Task details: Whenever the string "innregistrert" appears in a line below, please copy the line out.

### Provided data

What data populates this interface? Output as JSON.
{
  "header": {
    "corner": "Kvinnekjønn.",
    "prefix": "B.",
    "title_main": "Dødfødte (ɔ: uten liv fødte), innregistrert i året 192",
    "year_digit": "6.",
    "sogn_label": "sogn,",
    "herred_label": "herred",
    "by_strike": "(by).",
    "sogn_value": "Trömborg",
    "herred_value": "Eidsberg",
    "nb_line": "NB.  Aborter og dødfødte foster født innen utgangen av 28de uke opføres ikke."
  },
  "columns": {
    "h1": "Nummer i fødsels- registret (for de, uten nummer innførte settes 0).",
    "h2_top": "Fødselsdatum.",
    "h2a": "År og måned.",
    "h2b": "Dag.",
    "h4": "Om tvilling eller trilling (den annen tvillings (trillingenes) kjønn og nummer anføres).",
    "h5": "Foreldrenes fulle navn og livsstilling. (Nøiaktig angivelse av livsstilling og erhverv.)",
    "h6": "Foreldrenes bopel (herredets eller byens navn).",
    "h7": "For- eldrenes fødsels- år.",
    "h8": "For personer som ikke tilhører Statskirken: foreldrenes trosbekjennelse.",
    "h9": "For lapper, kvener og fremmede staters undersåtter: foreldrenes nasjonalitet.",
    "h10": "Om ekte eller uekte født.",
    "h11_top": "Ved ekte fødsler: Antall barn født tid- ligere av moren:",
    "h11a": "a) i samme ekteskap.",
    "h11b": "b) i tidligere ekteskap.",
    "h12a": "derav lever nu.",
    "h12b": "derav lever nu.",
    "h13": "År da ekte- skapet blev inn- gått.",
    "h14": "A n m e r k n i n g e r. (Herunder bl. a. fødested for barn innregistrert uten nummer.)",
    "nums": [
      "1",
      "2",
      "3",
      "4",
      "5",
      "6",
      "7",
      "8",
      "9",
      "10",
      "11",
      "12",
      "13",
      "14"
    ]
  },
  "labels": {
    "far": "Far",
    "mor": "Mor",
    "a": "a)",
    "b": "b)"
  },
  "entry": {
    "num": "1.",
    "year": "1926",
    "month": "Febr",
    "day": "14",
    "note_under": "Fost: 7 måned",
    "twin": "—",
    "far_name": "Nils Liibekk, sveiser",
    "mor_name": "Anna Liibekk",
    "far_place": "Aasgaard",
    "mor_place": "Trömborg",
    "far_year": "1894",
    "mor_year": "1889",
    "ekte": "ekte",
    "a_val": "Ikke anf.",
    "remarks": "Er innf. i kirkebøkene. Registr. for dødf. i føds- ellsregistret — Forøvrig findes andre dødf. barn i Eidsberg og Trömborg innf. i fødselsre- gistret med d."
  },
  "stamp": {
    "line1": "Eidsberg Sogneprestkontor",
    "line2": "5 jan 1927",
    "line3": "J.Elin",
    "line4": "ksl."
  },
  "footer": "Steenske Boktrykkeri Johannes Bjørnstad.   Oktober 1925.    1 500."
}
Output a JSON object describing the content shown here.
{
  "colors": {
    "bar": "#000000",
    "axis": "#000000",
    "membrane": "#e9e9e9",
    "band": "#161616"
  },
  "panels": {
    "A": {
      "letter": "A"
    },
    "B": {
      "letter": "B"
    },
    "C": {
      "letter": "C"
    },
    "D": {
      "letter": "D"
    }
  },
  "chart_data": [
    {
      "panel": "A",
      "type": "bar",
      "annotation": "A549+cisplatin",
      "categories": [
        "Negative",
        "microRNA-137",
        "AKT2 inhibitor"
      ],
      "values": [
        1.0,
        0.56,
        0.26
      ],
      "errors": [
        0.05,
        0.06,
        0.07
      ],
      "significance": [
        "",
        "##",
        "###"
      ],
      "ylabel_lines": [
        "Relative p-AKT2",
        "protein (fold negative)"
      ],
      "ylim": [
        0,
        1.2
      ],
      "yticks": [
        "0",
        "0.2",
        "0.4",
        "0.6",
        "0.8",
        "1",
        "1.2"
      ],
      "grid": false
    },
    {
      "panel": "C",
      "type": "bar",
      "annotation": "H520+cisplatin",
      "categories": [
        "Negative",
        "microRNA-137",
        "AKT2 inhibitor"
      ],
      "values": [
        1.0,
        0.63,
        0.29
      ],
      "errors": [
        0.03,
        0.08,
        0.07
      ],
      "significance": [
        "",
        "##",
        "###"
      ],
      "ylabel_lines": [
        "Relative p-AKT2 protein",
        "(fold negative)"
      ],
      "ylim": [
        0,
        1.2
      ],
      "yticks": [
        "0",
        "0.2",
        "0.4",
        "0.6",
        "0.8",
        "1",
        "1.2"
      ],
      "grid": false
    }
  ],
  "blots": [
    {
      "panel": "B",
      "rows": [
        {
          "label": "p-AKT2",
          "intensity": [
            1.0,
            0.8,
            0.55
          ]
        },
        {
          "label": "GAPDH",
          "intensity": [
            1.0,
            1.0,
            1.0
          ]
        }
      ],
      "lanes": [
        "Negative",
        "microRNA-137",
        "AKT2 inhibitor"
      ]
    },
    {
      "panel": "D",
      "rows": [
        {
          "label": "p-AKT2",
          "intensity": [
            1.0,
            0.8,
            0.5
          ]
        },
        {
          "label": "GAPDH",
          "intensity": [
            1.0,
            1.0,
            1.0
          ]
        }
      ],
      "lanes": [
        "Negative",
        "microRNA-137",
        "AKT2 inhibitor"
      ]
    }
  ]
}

######

Result below:
    "title_main": "Dødfødte (ɔ: uten liv fødte), innregistrert i året 192",
    "h14": "A n m e r k n i n g e r. (Herunder bl. a. fødested for barn innregistrert uten nummer.)",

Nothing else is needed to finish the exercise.